● GOAL
Would you pull out every line of the material that contains the string "label"?
···
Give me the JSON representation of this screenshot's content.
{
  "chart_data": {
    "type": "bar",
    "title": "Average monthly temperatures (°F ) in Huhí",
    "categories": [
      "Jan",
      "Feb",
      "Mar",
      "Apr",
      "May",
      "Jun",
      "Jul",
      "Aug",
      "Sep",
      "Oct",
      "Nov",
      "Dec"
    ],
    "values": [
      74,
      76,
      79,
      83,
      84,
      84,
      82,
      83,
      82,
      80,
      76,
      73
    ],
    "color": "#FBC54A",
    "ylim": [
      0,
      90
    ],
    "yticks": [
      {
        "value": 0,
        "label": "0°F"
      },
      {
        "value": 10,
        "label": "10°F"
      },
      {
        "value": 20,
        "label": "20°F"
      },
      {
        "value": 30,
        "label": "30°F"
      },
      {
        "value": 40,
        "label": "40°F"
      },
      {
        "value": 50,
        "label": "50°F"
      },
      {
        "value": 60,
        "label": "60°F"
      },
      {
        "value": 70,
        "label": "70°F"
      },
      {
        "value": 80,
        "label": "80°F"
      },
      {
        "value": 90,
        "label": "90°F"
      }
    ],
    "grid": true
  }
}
···
● RESPONSE TO THIS TASK
        "label": "0°F"
        "label": "10°F"
        "label": "20°F"
        "label": "30°F"
        "label": "40°F"
        "label": "50°F"
        "label": "60°F"
        "label": "70°F"
        "label": "80°F"
        "label": "90°F"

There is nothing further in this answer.